La recta final de 2021 llegará cargada de novedades legales en el terreno digital. Son numerosas las iniciativas legislativas en marcha que darán nuevos pasos en los próximos meses, tanto a nivel nacional como a nivel europeo: desde el nuevo marco normativo para los negocios digitales y el 'e-commerce' hasta la regulación de los servicios audiovisuales, pasando por las novedades en materia de privacidad, inteligencia artificial, criptoactivos o propiedad intelectual.

A raft of new legislation on the digital economy in the last leg of the year

The last leg of 2021 will come laden with new legislation in the field of digital services. Multiple legislative initiatives have been launched which will take further steps over the coming months, in Spain and in the EU: from the new legislative framework for digital business and e-commerce to the legislation on audiovisual services, along with new developments concerning privacy, artificial intelligence, crypto-assets or intellectual property.

Below we take a look at the most important issues needing to be taken into account by businesses in the digital economy and also for businesses operated on traditional business models, which now have an important role in the digital field.

New rules for the internet

In Europe, the proposal to create new rules for the internet and for digital platforms will be key to determining the rules of play in the single market. The European Commission is immersed in an ambitious legislative reform which focuses on providers of digital services, especially online platforms, that target their services at European citizens (social media, searchers or marketplaces, for example). The digital services package is set out in two laws: the Digital Services Act (DSA) and the Digital Markets Act (DMA), discussed here, which could see further progress over the coming months.

--- --- ---

WRITTEN TASKS:
#1 In two sentences, summarize the passage on digital legislation.
#2 According to the passage on digital legislation, which two laws set out the digital services package?
#3 List every area in which the passage on digital legislation mentions new developments alongside the framework for digital business and the legislation on audiovisual services.
Rely only on the passage on digital legislation for the answers.

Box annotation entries
--- --- ---

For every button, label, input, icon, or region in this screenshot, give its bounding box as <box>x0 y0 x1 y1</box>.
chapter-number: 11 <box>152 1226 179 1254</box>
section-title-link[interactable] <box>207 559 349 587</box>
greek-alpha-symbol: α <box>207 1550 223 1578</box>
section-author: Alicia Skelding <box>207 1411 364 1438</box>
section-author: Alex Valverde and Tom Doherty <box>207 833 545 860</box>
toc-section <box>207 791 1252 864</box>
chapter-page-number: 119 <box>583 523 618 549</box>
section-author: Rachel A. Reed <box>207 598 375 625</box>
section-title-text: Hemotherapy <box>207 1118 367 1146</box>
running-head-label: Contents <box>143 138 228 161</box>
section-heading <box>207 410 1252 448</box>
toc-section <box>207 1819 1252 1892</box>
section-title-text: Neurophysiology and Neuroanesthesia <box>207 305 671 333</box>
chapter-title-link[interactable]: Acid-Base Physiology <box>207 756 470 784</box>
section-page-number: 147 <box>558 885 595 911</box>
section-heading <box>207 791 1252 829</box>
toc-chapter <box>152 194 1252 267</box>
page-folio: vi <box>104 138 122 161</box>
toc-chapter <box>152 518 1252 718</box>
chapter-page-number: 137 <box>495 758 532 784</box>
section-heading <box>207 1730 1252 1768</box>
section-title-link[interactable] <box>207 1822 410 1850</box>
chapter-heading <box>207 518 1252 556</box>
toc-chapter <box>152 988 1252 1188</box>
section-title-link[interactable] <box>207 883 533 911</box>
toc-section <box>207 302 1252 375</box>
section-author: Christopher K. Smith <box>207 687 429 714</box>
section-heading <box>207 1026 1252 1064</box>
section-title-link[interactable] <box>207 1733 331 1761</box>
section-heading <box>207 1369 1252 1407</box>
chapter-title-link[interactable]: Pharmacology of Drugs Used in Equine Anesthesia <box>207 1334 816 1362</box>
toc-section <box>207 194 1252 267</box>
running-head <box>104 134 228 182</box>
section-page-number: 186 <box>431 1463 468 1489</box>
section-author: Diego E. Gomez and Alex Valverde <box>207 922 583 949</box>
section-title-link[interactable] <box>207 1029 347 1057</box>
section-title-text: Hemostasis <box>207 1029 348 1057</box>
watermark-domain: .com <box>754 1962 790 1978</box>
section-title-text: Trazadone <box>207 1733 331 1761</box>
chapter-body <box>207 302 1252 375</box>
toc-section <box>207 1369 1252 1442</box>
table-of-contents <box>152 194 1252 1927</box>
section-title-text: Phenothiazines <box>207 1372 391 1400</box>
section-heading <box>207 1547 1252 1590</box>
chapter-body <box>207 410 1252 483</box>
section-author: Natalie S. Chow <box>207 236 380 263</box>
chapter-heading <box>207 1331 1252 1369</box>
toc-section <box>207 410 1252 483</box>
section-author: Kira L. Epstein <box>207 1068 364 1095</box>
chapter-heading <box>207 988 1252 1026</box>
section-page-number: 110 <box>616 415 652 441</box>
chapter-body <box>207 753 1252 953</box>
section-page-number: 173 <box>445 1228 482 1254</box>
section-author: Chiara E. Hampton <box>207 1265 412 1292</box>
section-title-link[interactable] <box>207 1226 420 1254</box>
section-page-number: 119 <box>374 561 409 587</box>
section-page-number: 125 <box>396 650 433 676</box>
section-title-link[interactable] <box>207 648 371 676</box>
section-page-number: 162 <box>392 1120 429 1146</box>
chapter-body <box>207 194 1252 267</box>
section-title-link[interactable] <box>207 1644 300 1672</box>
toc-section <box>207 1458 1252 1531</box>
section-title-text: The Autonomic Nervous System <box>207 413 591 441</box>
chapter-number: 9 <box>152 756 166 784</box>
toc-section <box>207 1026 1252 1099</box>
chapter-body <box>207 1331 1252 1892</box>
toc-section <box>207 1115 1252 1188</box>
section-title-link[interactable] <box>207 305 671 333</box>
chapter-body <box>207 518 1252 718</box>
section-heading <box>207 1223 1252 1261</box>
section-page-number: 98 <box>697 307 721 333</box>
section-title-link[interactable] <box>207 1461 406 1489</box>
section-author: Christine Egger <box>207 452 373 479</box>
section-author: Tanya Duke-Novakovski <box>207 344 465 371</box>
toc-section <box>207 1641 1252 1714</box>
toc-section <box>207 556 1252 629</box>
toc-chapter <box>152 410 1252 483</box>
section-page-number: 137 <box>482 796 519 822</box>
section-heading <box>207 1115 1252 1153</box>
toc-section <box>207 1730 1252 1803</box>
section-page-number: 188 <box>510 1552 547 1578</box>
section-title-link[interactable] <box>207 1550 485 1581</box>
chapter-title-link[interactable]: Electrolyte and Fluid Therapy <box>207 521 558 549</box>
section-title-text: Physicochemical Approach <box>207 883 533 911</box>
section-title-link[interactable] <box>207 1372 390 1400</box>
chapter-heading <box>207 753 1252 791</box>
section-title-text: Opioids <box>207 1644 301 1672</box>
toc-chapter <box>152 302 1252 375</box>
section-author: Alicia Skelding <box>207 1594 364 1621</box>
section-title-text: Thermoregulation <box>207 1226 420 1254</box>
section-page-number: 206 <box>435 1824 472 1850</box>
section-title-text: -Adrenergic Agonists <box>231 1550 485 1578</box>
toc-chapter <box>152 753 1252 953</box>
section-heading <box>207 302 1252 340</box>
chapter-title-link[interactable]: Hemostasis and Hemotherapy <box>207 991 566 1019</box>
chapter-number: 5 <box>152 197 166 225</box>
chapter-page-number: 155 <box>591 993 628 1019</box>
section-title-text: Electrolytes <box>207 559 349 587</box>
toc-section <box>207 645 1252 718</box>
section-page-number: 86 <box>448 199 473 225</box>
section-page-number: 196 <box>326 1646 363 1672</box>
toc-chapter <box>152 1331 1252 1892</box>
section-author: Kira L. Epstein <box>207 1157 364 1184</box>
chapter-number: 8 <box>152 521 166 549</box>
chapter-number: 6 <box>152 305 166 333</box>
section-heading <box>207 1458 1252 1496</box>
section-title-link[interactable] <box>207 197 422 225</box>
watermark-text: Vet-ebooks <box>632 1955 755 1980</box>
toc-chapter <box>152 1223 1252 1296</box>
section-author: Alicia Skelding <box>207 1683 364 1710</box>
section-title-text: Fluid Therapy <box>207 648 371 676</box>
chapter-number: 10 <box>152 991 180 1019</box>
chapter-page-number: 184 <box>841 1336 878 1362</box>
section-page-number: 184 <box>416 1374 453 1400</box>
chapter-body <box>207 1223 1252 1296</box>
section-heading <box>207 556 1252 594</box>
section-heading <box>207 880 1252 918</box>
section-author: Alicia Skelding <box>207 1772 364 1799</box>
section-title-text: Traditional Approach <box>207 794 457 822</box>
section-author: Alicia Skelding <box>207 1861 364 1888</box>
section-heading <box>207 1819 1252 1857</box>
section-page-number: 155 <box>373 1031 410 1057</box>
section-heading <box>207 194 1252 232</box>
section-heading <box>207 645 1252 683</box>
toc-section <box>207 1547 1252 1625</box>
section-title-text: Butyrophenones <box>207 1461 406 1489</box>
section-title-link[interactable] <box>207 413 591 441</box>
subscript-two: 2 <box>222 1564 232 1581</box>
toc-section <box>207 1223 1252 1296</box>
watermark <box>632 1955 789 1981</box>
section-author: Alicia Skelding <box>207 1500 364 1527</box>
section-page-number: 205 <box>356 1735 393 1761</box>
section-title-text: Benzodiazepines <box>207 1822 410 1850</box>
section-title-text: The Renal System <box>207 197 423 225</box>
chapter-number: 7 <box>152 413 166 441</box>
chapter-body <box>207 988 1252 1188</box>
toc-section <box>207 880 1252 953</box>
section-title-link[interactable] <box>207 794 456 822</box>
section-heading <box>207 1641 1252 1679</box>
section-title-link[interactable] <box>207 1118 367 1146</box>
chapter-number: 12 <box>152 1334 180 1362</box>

--- --- ---

ANSWERS TO EACH TASK:
#1 The last part of 2021 will bring new legislation on digital services, with initiatives in Spain and the EU covering digital business, e-commerce, audiovisual services, privacy, artificial intelligence, crypto-assets and intellectual property. In Europe, the European Commission is pursuing a reform of the rules for the internet and digital platforms through two laws, the Digital Services Act and the Digital Markets Act.

#2 The Digital Services Act (DSA) and the Digital Markets Act (DMA).

#3
- Privacy
- Artificial intelligence
- Crypto-assets
- Intellectual property